### What you are asked to do
Retype each entry below, keeping every character the same.

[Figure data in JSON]
====

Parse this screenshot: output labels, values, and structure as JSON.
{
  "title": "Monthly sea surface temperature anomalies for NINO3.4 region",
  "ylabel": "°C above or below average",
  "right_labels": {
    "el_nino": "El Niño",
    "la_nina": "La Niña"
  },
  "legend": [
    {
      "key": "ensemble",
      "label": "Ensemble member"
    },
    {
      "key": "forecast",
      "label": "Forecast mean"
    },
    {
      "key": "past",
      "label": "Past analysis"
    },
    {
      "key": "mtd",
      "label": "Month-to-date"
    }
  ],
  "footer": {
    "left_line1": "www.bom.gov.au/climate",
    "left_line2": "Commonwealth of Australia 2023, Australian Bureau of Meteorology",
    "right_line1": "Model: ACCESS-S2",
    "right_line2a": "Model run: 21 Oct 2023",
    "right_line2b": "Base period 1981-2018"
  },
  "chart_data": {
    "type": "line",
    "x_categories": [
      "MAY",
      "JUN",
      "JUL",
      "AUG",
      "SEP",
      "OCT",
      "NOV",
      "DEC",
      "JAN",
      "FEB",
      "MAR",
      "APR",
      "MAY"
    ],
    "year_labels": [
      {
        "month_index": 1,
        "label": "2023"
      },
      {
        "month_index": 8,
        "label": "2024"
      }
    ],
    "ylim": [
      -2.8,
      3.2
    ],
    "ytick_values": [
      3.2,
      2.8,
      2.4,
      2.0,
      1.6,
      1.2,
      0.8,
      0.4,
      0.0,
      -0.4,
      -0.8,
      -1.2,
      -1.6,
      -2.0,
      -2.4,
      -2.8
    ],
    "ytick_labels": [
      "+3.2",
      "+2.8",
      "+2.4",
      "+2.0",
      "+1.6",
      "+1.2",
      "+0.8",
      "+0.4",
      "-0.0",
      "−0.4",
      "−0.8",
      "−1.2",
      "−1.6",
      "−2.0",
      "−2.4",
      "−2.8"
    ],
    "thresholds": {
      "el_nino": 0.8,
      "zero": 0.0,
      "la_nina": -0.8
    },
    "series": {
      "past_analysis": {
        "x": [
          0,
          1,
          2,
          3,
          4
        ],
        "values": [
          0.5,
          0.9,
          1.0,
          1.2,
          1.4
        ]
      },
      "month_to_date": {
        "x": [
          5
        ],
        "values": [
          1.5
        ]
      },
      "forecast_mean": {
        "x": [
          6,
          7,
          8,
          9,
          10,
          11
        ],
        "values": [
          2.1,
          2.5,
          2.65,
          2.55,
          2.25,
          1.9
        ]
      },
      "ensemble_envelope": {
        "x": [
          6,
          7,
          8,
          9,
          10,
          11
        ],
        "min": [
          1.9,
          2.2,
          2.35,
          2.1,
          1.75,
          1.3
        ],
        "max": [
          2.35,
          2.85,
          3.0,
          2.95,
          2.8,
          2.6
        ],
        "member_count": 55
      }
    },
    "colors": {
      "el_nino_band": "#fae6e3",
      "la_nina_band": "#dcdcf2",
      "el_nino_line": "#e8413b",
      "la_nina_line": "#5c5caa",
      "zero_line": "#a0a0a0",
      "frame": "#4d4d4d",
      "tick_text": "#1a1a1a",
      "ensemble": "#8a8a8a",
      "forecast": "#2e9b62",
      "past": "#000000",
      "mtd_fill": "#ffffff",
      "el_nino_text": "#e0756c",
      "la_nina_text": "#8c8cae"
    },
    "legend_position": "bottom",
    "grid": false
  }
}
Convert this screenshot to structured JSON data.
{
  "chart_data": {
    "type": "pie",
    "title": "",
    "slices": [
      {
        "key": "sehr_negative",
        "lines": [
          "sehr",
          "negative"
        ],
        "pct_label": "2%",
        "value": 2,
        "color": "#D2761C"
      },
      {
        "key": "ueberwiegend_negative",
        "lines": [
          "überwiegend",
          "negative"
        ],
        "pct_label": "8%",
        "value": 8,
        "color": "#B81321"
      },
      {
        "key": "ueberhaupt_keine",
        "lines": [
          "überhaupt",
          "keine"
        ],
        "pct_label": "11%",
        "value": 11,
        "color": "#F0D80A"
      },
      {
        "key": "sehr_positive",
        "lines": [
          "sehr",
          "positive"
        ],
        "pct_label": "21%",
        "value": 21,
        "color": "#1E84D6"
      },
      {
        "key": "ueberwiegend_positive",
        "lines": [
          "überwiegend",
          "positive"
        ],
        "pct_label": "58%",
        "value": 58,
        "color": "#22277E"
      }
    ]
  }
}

====

### Exercise output
Parse this screenshot: output labels, values, and structure as JSON.
{
  "title": "Monthly sea surface temperature anomalies for NINO3.4 region",
  "ylabel": "°C above or below average",
  "right_labels": {
    "el_nino": "El Niño",
    "la_nina": "La Niña"
  },
  "legend": [
    {
      "key": "ensemble",
      "label": "Ensemble member"
    },
    {
      "key": "forecast",
      "label": "Forecast mean"
    },
    {
      "key": "past",
      "label": "Past analysis"
    },
    {
      "key": "mtd",
      "label": "Month-to-date"
    }
  ],
  "footer": {
    "left_line1": "www.bom.gov.au/climate",
    "left_line2": "Commonwealth of Australia 2023, Australian Bureau of Meteorology",
    "right_line1": "Model: ACCESS-S2",
    "right_line2a": "Model run: 21 Oct 2023",
    "right_line2b": "Base period 1981-2018"
  },
  "chart_data": {
    "type": "line",
    "x_categories": [
      "MAY",
      "JUN",
      "JUL",
      "AUG",
      "SEP",
      "OCT",
      "NOV",
      "DEC",
      "JAN",
      "FEB",
      "MAR",
      "APR",
      "MAY"
    ],
    "year_labels": [
      {
        "month_index": 1,
        "label": "2023"
      },
      {
        "month_index": 8,
        "label": "2024"
      }
    ],
    "ylim": [
      -2.8,
      3.2
    ],
    "ytick_values": [
      3.2,
      2.8,
      2.4,
      2.0,
      1.6,
      1.2,
      0.8,
      0.4,
      0.0,
      -0.4,
      -0.8,
      -1.2,
      -1.6,
      -2.0,
      -2.4,
      -2.8
    ],
    "ytick_labels": [
      "+3.2",
      "+2.8",
      "+2.4",
      "+2.0",
      "+1.6",
      "+1.2",
      "+0.8",
      "+0.4",
      "-0.0",
      "−0.4",
      "−0.8",
      "−1.2",
      "−1.6",
      "−2.0",
      "−2.4",
      "−2.8"
    ],
    "thresholds": {
      "el_nino": 0.8,
      "zero": 0.0,
      "la_nina": -0.8
    },
    "series": {
      "past_analysis": {
        "x": [
          0,
          1,
          2,
          3,
          4
        ],
        "values": [
          0.5,
          0.9,
          1.0,
          1.2,
          1.4
        ]
      },
      "month_to_date": {
        "x": [
          5
        ],
        "values": [
          1.5
        ]
      },
      "forecast_mean": {
        "x": [
          6,
          7,
          8,
          9,
          10,
          11
        ],
        "values": [
          2.1,
          2.5,
          2.65,
          2.55,
          2.25,
          1.9
        ]
      },
      "ensemble_envelope": {
        "x": [
          6,
          7,
          8,
          9,
          10,
          11
        ],
        "min": [
          1.9,
          2.2,
          2.35,
          2.1,
          1.75,
          1.3
        ],
        "max": [
          2.35,
          2.85,
          3.0,
          2.95,
          2.8,
          2.6
        ],
        "member_count": 55
      }
    },
    "colors": {
      "el_nino_band": "#fae6e3",
      "la_nina_band": "#dcdcf2",
      "el_nino_line": "#e8413b",
      "la_nina_line": "#5c5caa",
      "zero_line": "#a0a0a0",
      "frame": "#4d4d4d",
      "tick_text": "#1a1a1a",
      "ensemble": "#8a8a8a",
      "forecast": "#2e9b62",
      "past": "#000000",
      "mtd_fill": "#ffffff",
      "el_nino_text": "#e0756c",
      "la_nina_text": "#8c8cae"
    },
    "legend_position": "bottom",
    "grid": false
  }
}
Convert this screenshot to structured JSON data.
{
  "chart_data": {
    "type": "pie",
    "title": "",
    "slices": [
      {
        "key": "sehr_negative",
        "lines": [
          "sehr",
          "negative"
        ],
        "pct_label": "2%",
        "value": 2,
        "color": "#D2761C"
      },
      {
        "key": "ueberwiegend_negative",
        "lines": [
          "überwiegend",
          "negative"
        ],
        "pct_label": "8%",
        "value": 8,
        "color": "#B81321"
      },
      {
        "key": "ueberhaupt_keine",
        "lines": [
          "überhaupt",
          "keine"
        ],
        "pct_label": "11%",
        "value": 11,
        "color": "#F0D80A"
      },
      {
        "key": "sehr_positive",
        "lines": [
          "sehr",
          "positive"
        ],
        "pct_label": "21%",
        "value": 21,
        "color": "#1E84D6"
      },
      {
        "key": "ueberwiegend_positive",
        "lines": [
          "überwiegend",
          "positive"
        ],
        "pct_label": "58%",
        "value": 58,
        "color": "#22277E"
      }
    ]
  }
}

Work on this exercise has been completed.